PROBLEM DETAILS:
Find every line containing the word "testiranih" in the records below; report only how many there are.

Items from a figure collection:
╔══

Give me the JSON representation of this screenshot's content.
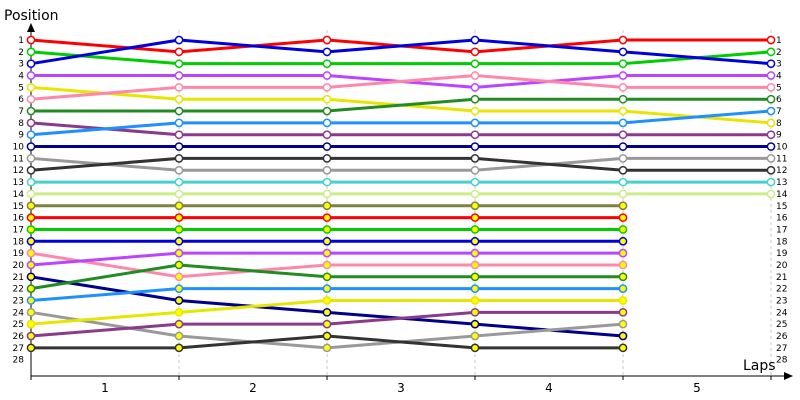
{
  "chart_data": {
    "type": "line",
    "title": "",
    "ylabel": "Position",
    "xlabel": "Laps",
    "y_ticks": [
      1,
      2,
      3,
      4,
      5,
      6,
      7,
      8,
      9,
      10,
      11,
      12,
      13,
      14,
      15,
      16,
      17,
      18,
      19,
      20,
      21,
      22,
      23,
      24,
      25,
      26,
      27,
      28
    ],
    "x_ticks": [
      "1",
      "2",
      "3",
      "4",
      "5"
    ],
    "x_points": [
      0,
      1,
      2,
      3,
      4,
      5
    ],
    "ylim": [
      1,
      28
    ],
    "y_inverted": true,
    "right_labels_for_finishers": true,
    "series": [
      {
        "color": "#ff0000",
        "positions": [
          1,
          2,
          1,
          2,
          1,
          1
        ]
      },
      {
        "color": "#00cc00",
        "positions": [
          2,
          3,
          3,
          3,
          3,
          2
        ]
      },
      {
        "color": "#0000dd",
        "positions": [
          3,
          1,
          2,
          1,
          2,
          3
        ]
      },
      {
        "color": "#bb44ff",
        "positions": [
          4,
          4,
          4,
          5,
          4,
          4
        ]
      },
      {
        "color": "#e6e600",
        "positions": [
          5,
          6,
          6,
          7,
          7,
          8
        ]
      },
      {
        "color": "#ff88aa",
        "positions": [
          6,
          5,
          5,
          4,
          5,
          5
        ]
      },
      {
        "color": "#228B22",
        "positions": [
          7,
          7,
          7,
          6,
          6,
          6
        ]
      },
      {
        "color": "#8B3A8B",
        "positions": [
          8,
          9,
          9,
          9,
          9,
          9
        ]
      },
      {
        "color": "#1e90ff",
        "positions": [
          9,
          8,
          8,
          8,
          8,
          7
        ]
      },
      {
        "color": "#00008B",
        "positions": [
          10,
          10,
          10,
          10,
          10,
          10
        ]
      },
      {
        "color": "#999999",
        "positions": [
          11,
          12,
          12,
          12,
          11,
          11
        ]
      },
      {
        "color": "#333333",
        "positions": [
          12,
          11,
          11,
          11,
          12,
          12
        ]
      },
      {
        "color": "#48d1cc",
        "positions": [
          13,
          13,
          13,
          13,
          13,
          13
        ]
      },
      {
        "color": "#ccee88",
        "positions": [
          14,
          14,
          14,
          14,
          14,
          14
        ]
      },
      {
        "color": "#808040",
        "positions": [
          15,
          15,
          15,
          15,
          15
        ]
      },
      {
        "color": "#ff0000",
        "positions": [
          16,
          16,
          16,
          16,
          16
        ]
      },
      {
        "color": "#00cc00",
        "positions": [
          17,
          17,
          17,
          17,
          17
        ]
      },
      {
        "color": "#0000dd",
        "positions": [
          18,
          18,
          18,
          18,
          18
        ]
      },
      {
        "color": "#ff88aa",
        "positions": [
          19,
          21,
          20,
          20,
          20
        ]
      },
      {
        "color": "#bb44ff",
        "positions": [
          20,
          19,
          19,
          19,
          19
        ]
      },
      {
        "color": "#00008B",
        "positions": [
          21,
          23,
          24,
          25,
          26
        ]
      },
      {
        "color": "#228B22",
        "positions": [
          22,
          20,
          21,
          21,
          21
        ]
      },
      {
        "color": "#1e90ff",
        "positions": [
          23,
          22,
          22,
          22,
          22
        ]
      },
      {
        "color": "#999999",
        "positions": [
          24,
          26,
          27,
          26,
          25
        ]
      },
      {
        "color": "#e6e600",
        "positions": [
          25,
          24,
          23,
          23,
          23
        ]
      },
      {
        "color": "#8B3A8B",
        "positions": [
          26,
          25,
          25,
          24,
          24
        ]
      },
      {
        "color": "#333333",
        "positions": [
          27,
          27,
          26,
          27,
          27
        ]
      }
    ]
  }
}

╚══
╔══

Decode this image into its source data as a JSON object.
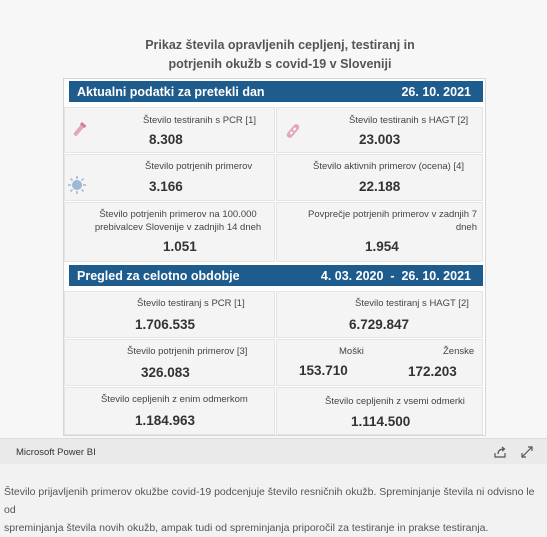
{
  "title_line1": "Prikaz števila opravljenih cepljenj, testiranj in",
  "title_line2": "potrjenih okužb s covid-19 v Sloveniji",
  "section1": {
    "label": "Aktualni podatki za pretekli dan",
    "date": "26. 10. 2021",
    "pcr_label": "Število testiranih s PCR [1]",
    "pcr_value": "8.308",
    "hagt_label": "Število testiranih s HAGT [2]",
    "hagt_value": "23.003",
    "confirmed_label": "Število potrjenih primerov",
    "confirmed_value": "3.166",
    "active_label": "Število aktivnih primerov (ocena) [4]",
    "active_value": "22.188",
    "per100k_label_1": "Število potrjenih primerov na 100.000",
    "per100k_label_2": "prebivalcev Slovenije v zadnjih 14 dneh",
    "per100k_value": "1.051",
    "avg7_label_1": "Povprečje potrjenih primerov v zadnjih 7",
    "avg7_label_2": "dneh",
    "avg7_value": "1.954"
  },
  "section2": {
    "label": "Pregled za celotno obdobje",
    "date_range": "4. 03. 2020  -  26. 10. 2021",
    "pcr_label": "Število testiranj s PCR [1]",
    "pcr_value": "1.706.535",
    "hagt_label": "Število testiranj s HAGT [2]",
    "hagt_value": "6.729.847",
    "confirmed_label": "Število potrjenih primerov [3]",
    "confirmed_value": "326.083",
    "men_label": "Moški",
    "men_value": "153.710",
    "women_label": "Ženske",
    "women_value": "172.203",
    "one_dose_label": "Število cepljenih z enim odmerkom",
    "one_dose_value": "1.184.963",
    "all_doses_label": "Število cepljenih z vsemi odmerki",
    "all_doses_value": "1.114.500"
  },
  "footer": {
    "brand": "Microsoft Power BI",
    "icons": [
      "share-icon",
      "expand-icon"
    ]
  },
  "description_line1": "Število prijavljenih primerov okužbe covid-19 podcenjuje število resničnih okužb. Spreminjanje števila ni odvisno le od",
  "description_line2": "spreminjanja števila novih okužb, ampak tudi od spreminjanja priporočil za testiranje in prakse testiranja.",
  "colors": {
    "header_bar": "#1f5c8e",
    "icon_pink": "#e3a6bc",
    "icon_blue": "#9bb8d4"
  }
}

╚══
╔══

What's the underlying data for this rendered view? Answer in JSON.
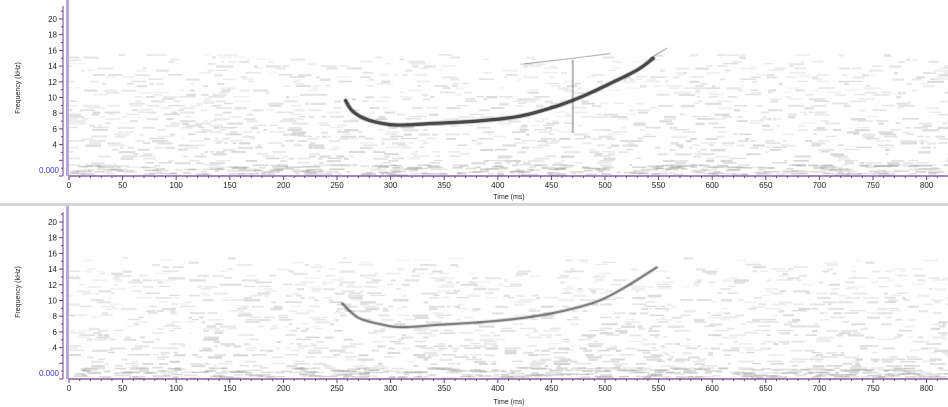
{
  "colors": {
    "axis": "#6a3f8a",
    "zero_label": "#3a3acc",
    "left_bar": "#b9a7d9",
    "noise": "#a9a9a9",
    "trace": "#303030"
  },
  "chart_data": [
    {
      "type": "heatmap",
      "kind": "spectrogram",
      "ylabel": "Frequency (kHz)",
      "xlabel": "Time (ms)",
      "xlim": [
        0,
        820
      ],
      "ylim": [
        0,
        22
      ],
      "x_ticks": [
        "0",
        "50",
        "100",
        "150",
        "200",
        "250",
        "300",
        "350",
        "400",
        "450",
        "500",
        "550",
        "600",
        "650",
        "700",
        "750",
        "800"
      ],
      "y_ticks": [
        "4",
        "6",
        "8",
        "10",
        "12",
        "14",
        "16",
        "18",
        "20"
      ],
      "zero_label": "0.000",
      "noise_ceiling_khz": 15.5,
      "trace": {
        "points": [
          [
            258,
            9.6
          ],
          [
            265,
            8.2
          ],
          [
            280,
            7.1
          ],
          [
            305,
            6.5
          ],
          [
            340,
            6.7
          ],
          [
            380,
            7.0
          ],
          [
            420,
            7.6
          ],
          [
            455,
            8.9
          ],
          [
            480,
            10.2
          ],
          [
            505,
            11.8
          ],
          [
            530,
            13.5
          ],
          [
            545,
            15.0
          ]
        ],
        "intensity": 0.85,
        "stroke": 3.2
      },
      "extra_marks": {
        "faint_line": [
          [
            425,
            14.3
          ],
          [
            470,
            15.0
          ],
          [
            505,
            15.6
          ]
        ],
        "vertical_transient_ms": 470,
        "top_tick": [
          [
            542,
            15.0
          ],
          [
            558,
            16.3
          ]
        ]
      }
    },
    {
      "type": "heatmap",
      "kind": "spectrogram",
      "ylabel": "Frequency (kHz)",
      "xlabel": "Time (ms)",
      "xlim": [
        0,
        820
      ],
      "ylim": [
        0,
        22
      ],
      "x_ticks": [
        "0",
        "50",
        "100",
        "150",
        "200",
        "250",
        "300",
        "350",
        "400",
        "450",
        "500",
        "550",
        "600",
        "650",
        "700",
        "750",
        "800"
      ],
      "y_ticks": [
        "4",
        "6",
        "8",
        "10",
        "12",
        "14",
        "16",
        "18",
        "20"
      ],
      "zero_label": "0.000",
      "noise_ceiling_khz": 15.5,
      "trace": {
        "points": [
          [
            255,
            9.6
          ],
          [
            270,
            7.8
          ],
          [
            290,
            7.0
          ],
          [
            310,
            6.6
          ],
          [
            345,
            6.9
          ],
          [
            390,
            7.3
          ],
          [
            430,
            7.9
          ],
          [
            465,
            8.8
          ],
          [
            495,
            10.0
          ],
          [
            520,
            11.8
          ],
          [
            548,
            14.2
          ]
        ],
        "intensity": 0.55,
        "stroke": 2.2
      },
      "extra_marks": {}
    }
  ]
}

╚══

FINAL RESULT:
2